## [Set exercise]
Say how many lines contain "text", using only the number.

§ §

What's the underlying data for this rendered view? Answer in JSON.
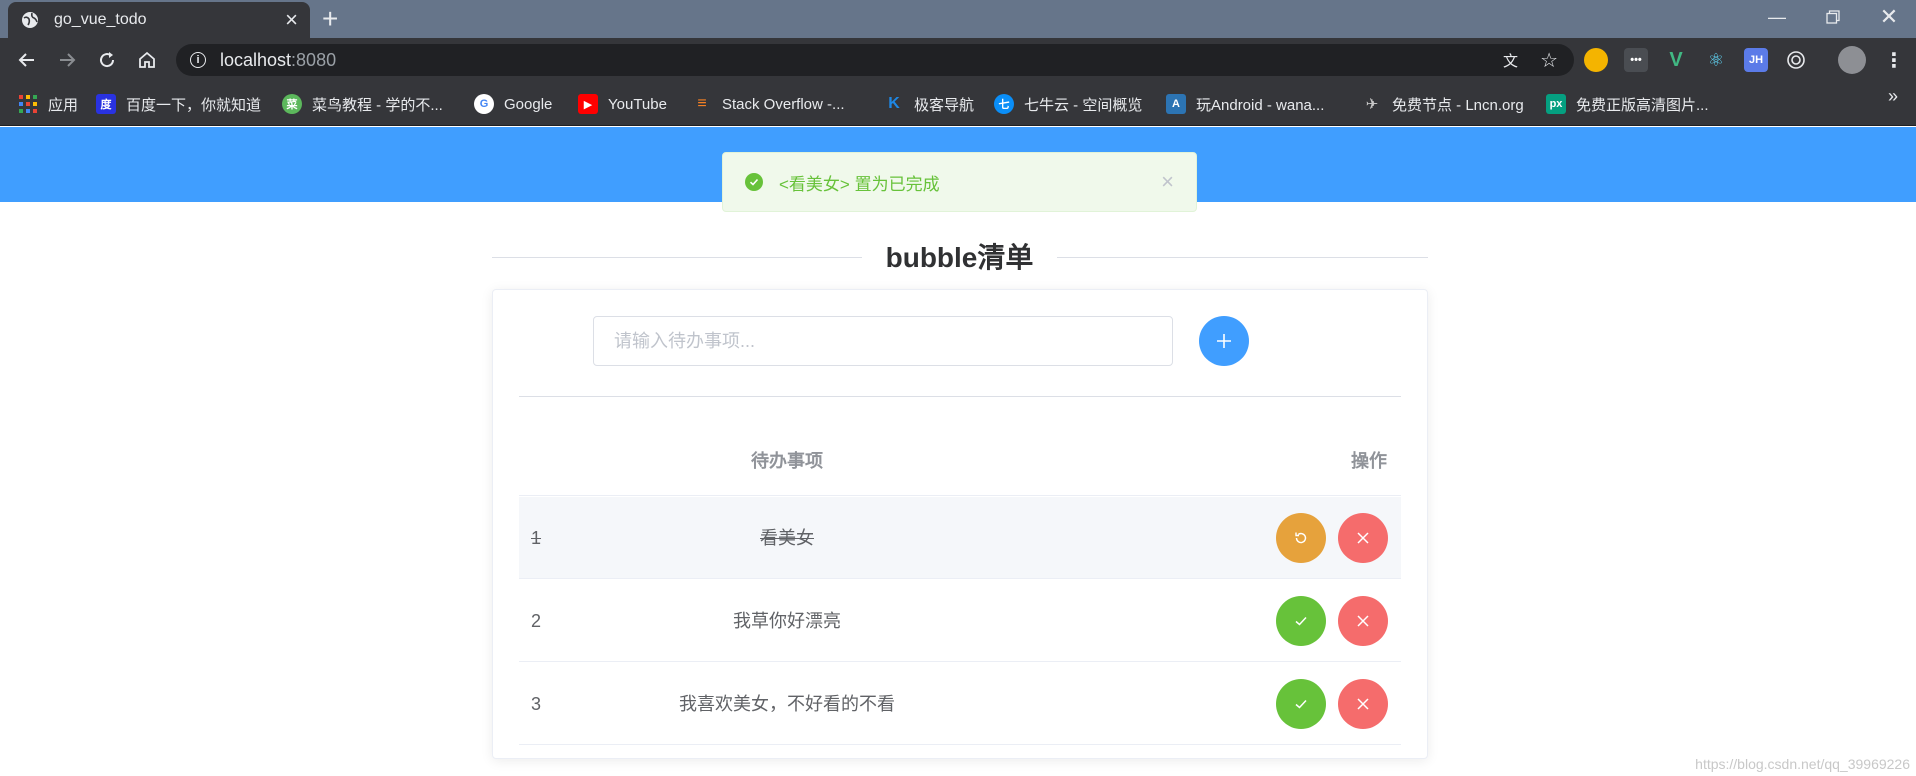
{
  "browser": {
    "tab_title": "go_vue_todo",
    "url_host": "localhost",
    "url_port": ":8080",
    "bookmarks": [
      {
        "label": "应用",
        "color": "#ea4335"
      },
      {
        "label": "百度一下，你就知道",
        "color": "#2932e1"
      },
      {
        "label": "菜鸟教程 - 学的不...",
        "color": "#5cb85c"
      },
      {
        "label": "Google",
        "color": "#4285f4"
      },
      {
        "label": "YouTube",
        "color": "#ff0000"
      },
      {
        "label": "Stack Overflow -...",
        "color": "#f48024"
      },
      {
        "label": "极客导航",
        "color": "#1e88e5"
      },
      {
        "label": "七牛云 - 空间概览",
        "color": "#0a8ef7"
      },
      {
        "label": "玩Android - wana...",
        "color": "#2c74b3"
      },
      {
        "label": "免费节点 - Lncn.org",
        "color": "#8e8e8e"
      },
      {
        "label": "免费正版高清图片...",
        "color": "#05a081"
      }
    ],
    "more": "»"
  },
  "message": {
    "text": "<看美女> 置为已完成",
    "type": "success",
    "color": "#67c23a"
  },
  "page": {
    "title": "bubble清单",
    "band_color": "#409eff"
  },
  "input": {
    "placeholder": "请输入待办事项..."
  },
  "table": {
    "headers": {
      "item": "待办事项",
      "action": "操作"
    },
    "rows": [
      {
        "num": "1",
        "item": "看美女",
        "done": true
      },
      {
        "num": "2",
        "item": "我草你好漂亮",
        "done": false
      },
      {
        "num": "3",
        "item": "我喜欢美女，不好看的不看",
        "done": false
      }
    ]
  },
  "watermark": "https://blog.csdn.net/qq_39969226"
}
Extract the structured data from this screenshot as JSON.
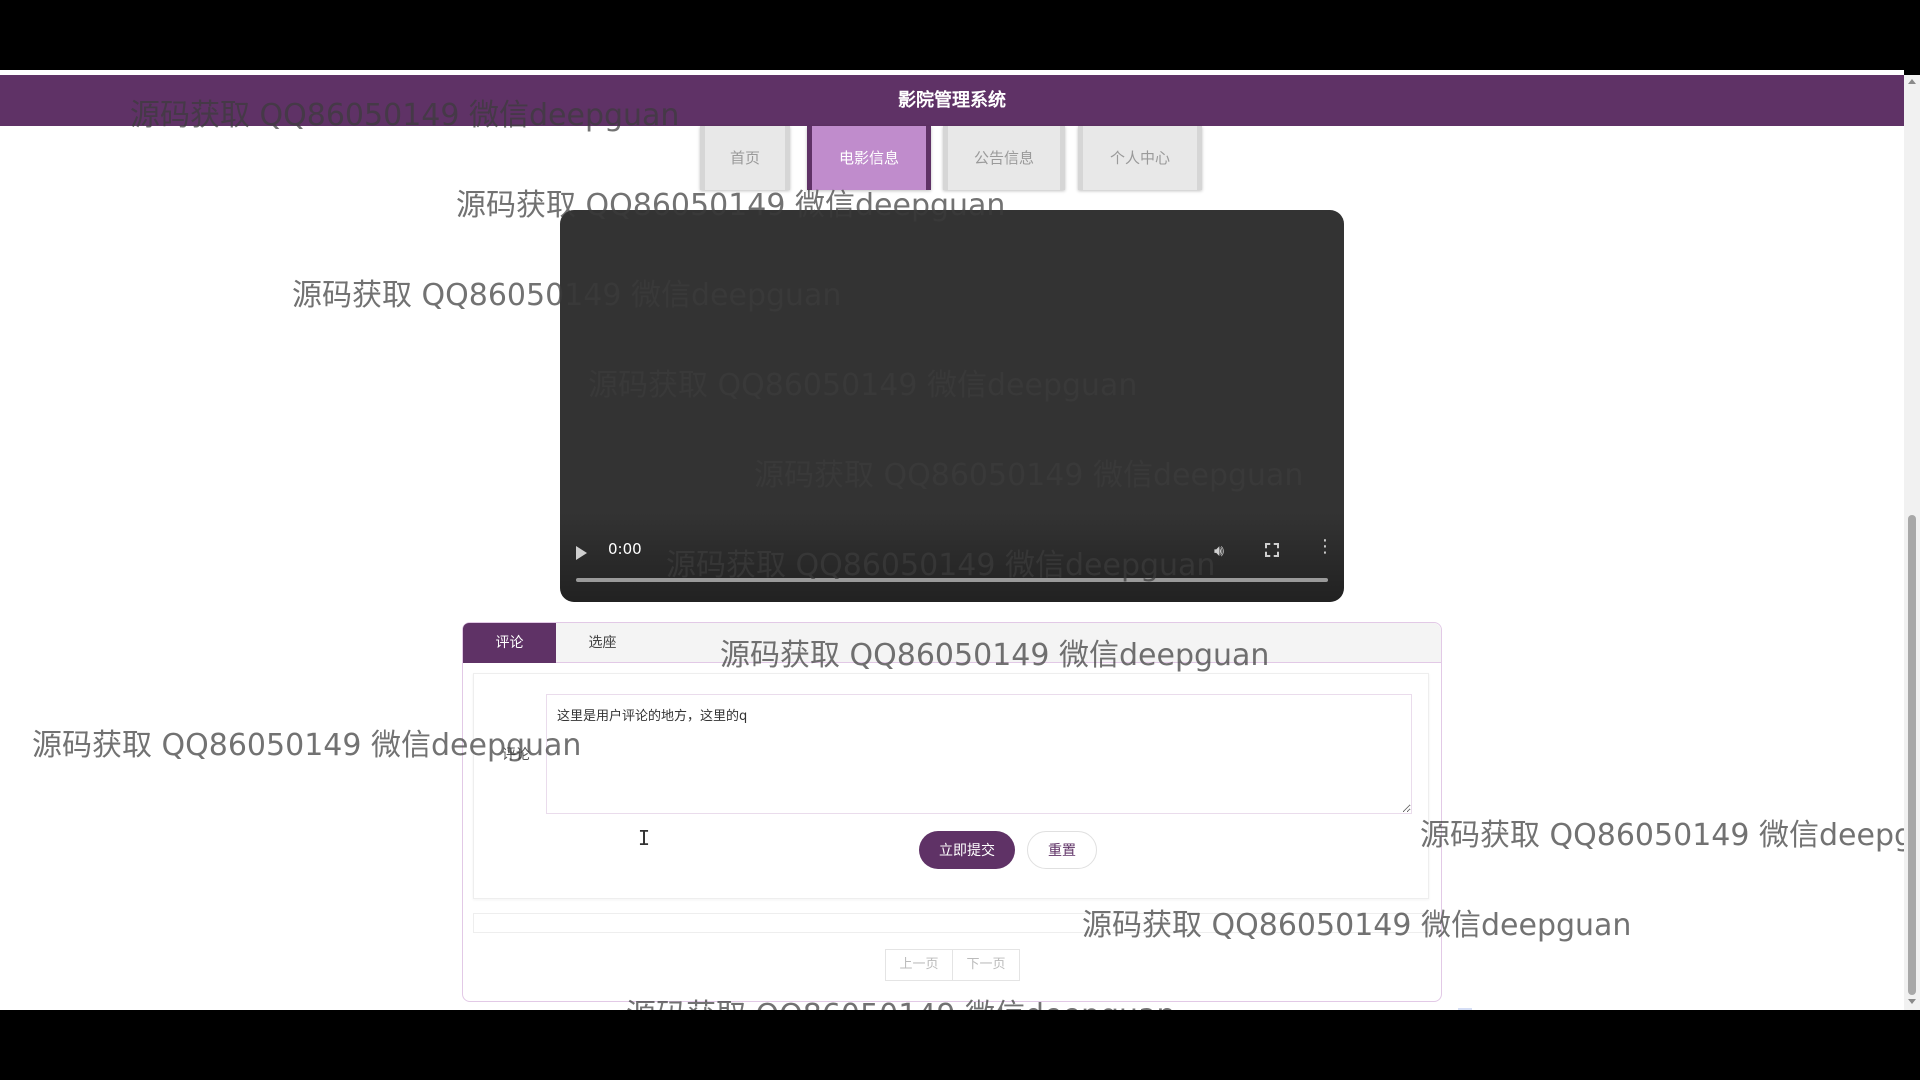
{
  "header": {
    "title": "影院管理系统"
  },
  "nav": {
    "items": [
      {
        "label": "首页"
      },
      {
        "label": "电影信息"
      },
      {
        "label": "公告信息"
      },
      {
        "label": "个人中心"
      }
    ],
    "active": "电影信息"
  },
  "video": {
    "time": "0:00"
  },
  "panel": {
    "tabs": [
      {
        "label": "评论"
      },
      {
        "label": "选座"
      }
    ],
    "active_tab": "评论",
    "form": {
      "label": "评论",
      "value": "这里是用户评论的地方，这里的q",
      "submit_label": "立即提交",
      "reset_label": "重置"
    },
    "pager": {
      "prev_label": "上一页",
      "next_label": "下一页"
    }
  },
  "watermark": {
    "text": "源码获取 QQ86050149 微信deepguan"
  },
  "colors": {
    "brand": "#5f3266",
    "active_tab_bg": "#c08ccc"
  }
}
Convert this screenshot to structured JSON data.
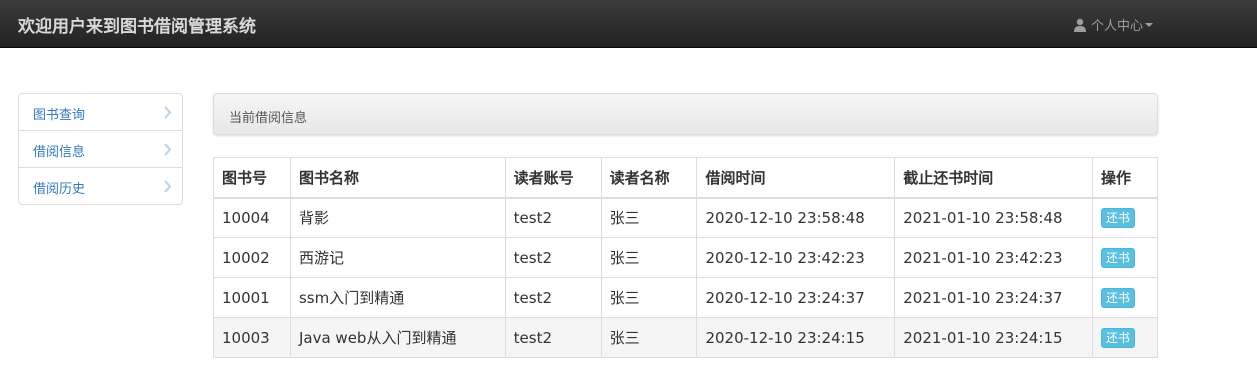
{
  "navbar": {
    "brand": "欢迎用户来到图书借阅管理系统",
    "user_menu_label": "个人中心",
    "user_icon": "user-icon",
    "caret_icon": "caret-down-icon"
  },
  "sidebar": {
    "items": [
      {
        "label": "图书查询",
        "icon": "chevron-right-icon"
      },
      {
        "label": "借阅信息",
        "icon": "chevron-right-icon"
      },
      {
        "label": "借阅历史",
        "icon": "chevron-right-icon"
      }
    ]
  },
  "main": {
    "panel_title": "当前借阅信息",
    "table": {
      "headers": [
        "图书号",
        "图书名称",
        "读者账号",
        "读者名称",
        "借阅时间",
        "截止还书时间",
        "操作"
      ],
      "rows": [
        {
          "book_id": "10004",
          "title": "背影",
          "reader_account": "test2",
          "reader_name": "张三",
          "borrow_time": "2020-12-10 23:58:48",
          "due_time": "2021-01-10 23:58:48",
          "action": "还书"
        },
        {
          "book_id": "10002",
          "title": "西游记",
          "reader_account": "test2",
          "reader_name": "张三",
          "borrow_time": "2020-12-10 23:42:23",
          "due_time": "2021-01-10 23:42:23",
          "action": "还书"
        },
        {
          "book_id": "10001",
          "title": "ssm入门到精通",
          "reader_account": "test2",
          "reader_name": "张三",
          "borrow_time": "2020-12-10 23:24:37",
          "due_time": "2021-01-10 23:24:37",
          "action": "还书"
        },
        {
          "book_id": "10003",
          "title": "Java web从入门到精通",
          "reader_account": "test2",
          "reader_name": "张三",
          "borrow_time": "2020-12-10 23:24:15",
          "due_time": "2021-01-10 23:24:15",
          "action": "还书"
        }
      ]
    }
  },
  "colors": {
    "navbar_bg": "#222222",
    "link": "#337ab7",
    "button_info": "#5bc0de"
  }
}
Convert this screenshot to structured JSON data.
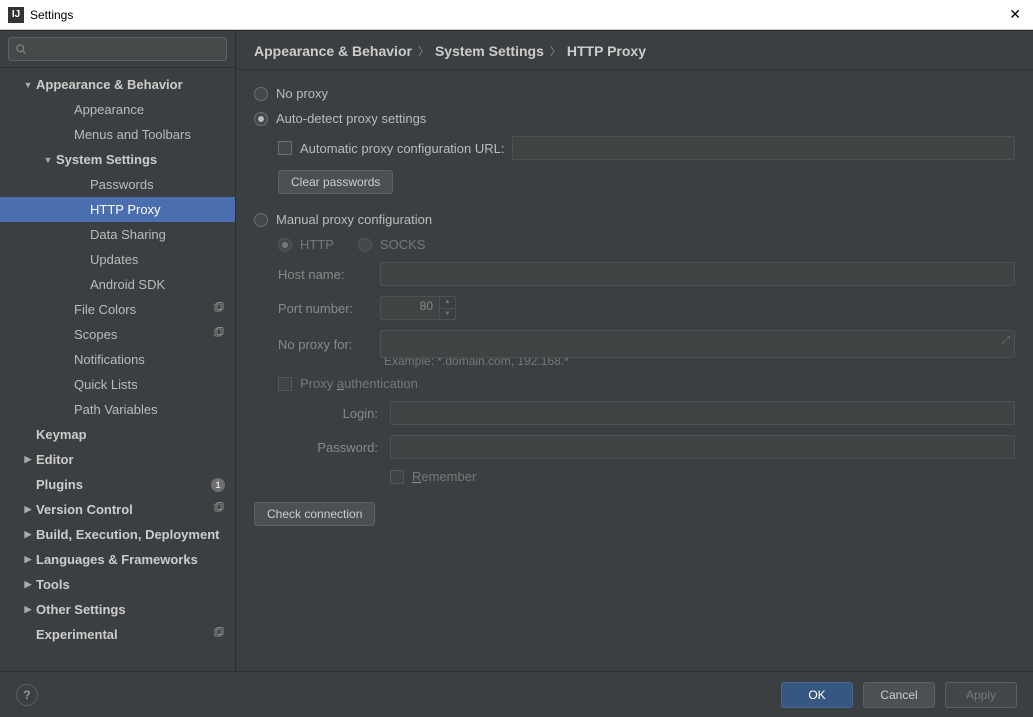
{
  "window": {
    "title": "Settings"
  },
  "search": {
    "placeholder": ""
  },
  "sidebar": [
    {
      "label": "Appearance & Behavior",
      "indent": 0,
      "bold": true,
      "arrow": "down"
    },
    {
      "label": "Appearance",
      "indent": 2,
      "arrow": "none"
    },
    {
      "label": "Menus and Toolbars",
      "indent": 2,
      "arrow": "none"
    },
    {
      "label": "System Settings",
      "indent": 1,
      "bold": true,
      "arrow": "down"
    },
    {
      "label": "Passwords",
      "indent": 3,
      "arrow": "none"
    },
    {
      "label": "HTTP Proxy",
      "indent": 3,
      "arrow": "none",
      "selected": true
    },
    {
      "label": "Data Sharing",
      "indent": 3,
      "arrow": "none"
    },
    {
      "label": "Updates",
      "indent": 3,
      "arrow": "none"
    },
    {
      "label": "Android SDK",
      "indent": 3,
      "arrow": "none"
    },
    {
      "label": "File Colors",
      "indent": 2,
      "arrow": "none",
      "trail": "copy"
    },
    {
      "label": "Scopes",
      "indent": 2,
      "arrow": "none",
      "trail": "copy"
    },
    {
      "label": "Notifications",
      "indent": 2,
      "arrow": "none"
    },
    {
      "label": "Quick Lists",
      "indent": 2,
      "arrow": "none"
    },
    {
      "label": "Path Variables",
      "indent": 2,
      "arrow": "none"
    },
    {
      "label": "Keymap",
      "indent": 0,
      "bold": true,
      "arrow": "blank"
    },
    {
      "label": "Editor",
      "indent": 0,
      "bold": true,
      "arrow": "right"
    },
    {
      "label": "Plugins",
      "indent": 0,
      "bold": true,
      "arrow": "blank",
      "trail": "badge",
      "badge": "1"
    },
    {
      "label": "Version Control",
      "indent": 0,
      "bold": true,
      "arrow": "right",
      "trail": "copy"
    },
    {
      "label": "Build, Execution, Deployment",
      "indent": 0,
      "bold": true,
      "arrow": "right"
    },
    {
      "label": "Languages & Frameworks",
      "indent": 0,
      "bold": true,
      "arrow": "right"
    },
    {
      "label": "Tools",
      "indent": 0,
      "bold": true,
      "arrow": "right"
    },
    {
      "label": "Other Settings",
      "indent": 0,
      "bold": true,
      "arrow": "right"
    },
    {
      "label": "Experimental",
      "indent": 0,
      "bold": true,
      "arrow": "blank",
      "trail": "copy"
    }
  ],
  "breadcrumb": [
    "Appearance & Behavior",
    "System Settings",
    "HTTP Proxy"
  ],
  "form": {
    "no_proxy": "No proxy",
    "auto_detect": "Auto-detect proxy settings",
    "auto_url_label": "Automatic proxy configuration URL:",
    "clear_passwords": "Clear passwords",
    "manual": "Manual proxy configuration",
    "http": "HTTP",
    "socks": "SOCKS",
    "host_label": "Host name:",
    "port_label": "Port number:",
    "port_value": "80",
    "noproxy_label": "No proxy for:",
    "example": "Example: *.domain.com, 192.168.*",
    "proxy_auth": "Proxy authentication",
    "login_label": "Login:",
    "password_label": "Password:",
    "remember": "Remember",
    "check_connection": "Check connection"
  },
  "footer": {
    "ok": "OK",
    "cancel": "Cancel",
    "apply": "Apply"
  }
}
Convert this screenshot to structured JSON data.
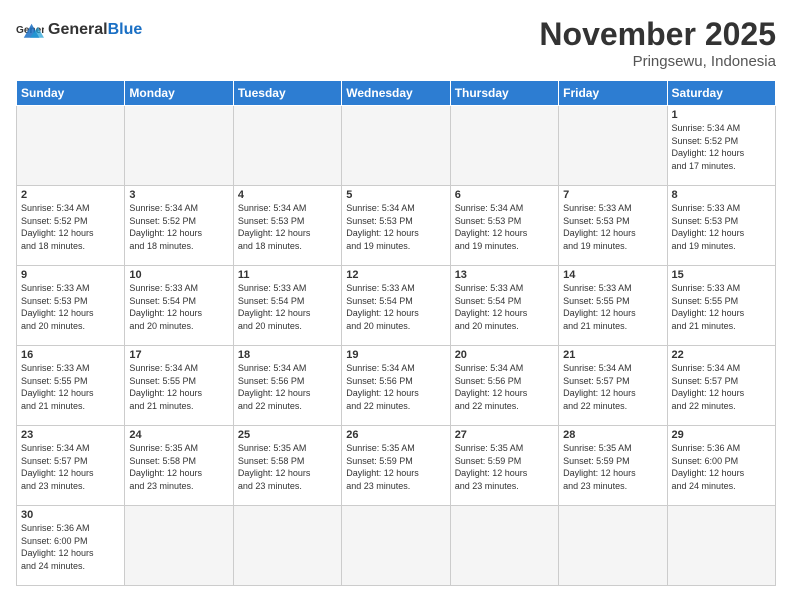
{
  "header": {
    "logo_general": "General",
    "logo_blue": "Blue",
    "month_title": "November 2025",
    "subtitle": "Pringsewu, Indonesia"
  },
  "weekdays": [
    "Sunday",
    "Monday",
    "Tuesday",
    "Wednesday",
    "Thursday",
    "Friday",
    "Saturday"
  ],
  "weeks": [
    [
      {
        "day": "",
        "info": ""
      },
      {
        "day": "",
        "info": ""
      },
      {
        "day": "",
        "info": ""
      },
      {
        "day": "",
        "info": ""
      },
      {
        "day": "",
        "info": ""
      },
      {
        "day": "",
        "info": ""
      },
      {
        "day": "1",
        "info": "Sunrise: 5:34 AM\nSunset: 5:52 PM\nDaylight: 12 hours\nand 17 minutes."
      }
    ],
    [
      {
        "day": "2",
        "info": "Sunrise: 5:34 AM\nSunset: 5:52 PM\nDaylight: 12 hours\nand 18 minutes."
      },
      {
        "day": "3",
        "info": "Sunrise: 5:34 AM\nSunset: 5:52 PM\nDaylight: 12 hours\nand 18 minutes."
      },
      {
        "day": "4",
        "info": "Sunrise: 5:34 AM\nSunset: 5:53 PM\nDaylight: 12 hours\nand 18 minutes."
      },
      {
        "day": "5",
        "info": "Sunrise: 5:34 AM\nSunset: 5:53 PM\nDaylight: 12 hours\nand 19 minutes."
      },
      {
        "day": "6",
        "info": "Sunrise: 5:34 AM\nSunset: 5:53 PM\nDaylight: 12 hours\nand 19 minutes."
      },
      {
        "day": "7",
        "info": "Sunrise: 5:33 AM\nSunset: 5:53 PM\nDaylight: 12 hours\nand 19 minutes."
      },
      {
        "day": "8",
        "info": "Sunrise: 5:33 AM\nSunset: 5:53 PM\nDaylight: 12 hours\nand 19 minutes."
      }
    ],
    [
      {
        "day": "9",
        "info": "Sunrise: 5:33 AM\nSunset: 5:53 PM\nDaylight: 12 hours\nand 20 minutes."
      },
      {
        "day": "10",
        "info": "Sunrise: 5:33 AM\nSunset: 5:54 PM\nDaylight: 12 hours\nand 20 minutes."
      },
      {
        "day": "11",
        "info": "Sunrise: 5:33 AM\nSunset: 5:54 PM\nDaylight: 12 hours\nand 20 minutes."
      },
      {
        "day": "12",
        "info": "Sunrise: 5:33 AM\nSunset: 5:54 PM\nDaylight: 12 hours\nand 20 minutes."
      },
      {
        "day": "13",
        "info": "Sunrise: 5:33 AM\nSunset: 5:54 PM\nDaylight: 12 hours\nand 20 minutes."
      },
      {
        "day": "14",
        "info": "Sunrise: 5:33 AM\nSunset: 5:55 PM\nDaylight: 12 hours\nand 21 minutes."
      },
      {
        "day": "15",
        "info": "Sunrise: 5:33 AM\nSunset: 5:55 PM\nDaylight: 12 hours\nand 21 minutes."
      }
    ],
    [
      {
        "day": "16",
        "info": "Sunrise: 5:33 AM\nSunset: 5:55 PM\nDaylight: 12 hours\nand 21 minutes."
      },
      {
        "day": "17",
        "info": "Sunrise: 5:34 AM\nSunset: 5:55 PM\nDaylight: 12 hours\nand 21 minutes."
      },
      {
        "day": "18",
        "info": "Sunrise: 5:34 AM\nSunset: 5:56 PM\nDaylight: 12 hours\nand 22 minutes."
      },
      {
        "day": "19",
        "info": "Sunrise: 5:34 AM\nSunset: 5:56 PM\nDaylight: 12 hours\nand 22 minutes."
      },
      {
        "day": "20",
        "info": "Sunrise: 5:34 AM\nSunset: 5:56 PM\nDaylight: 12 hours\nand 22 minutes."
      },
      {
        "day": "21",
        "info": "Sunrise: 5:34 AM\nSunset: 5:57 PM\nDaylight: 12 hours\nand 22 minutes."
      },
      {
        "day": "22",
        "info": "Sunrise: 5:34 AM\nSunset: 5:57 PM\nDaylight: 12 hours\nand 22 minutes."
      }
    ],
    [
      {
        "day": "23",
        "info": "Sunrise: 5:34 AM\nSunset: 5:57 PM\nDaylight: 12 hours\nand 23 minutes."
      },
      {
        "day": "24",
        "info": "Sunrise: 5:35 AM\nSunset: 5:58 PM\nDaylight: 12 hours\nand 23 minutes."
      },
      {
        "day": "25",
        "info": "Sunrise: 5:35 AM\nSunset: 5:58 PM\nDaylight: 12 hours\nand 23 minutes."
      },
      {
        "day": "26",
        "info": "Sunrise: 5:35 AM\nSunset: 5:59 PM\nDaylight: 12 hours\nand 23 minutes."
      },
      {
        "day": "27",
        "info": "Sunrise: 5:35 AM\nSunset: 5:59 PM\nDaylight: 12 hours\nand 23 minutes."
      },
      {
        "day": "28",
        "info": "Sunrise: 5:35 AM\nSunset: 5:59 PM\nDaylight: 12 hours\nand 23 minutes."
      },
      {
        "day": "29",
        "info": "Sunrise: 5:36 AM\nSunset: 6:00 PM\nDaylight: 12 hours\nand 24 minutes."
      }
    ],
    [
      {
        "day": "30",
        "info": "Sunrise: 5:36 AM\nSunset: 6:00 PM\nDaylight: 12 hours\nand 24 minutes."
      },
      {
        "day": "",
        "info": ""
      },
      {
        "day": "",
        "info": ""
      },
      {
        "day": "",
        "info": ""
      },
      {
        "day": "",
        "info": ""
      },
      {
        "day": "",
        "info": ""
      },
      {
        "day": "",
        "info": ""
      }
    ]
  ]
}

§ §

## [Answer in full]
2